▶ _PROVIDED RECORDS_
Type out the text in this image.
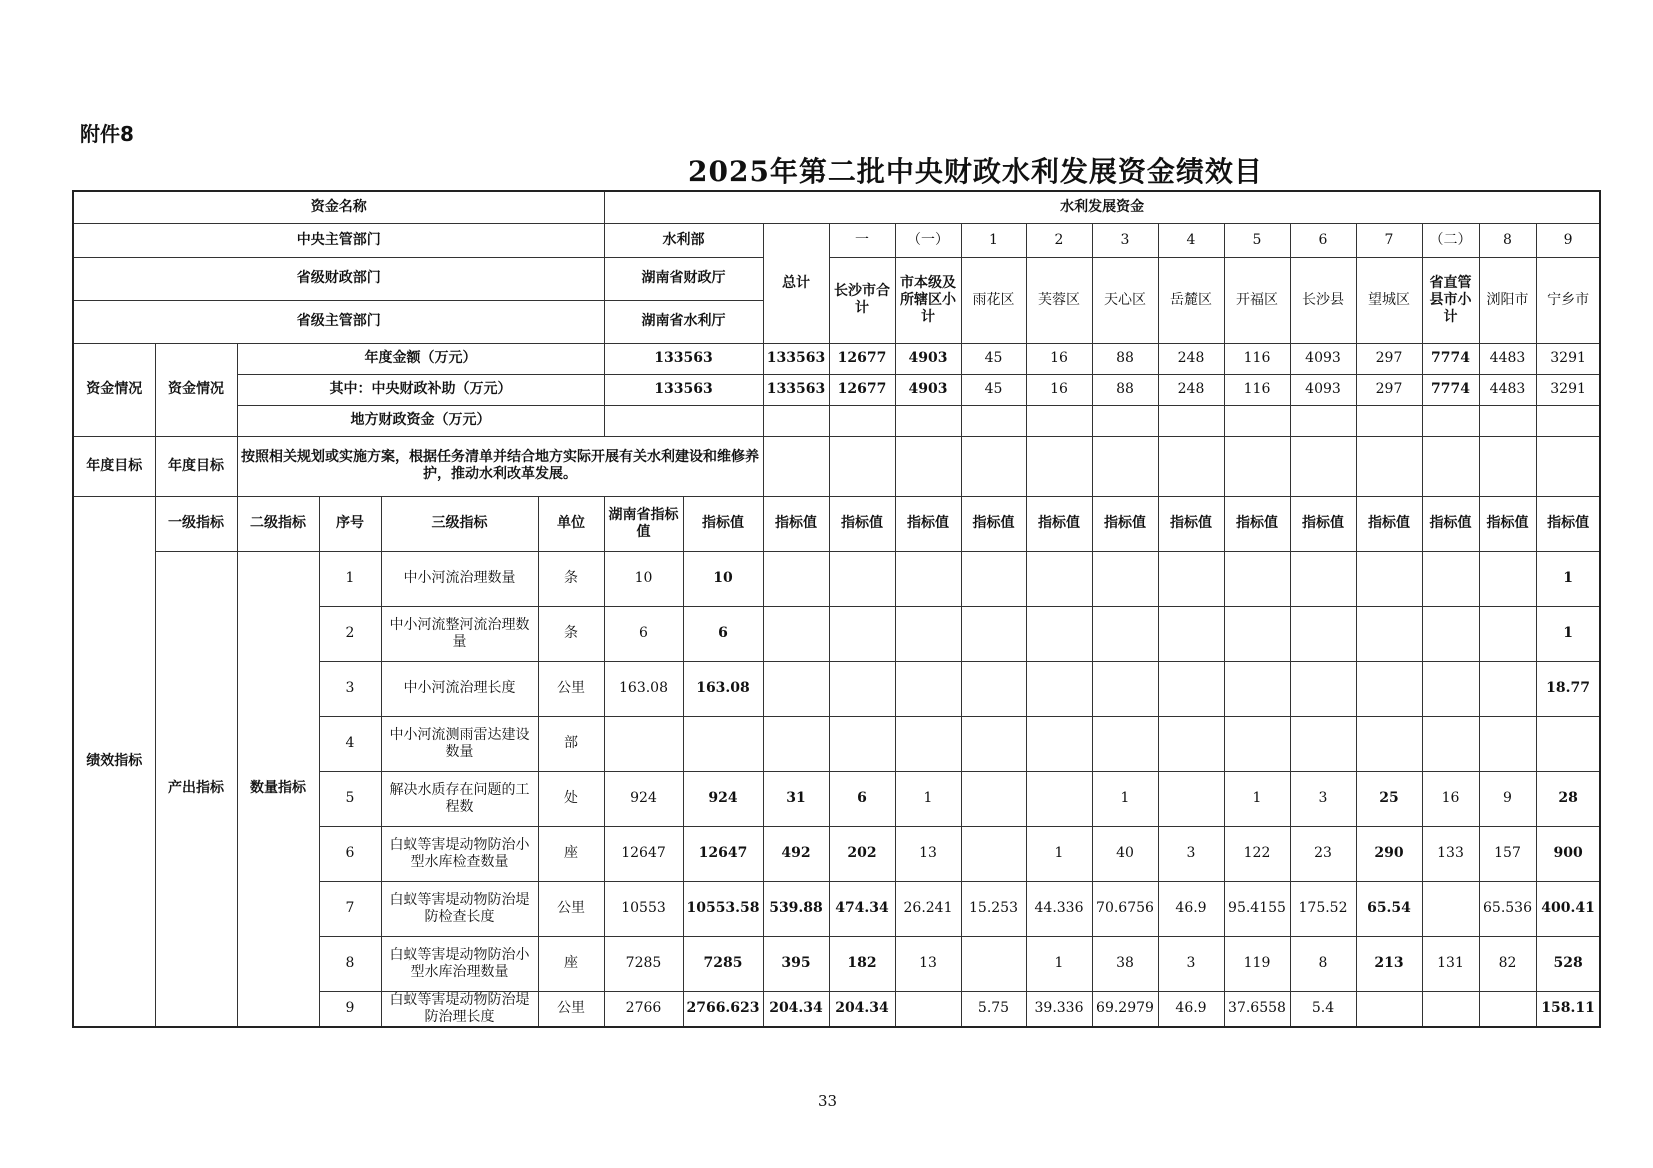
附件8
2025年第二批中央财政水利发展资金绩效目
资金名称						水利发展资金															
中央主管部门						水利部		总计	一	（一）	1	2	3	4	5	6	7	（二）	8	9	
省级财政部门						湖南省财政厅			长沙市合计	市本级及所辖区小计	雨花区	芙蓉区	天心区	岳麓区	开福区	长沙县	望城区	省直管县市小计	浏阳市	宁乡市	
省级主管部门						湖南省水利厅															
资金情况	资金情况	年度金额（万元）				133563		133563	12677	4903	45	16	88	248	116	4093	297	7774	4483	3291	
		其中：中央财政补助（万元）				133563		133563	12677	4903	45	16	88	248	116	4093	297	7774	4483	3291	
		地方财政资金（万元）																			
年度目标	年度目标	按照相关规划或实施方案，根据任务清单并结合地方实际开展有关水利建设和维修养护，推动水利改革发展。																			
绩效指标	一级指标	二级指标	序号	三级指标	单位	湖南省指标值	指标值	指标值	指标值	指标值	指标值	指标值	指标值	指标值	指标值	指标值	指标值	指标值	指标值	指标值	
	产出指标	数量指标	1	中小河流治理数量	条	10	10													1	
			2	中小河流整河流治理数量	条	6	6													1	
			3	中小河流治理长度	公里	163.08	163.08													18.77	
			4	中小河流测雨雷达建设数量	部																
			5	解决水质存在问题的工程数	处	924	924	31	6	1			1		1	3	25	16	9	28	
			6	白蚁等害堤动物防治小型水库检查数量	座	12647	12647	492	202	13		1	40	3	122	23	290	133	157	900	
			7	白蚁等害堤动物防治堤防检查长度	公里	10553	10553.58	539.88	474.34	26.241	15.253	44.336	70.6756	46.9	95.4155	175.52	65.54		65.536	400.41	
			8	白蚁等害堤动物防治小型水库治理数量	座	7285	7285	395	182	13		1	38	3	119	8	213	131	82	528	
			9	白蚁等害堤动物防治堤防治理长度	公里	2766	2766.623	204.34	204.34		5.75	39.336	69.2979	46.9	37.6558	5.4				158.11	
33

▶ _SHORT EXERCISE_
Leaving all pictures aside, quote each record exactly.

▶ _RESULT OF THIS TASK_
Type out the text in this image.
附件8
2025年第二批中央财政水利发展资金绩效目
资金名称						水利发展资金															
中央主管部门						水利部		总计	一	（一）	1	2	3	4	5	6	7	（二）	8	9	
省级财政部门						湖南省财政厅			长沙市合计	市本级及所辖区小计	雨花区	芙蓉区	天心区	岳麓区	开福区	长沙县	望城区	省直管县市小计	浏阳市	宁乡市	
省级主管部门						湖南省水利厅															
资金情况	资金情况	年度金额（万元）				133563		133563	12677	4903	45	16	88	248	116	4093	297	7774	4483	3291	
		其中：中央财政补助（万元）				133563		133563	12677	4903	45	16	88	248	116	4093	297	7774	4483	3291	
		地方财政资金（万元）																			
年度目标	年度目标	按照相关规划或实施方案，根据任务清单并结合地方实际开展有关水利建设和维修养护，推动水利改革发展。																			
绩效指标	一级指标	二级指标	序号	三级指标	单位	湖南省指标值	指标值	指标值	指标值	指标值	指标值	指标值	指标值	指标值	指标值	指标值	指标值	指标值	指标值	指标值	
	产出指标	数量指标	1	中小河流治理数量	条	10	10													1	
			2	中小河流整河流治理数量	条	6	6													1	
			3	中小河流治理长度	公里	163.08	163.08													18.77	
			4	中小河流测雨雷达建设数量	部																
			5	解决水质存在问题的工程数	处	924	924	31	6	1			1		1	3	25	16	9	28	
			6	白蚁等害堤动物防治小型水库检查数量	座	12647	12647	492	202	13		1	40	3	122	23	290	133	157	900	
			7	白蚁等害堤动物防治堤防检查长度	公里	10553	10553.58	539.88	474.34	26.241	15.253	44.336	70.6756	46.9	95.4155	175.52	65.54		65.536	400.41	
			8	白蚁等害堤动物防治小型水库治理数量	座	7285	7285	395	182	13		1	38	3	119	8	213	131	82	528	
			9	白蚁等害堤动物防治堤防治理长度	公里	2766	2766.623	204.34	204.34		5.75	39.336	69.2979	46.9	37.6558	5.4				158.11	
33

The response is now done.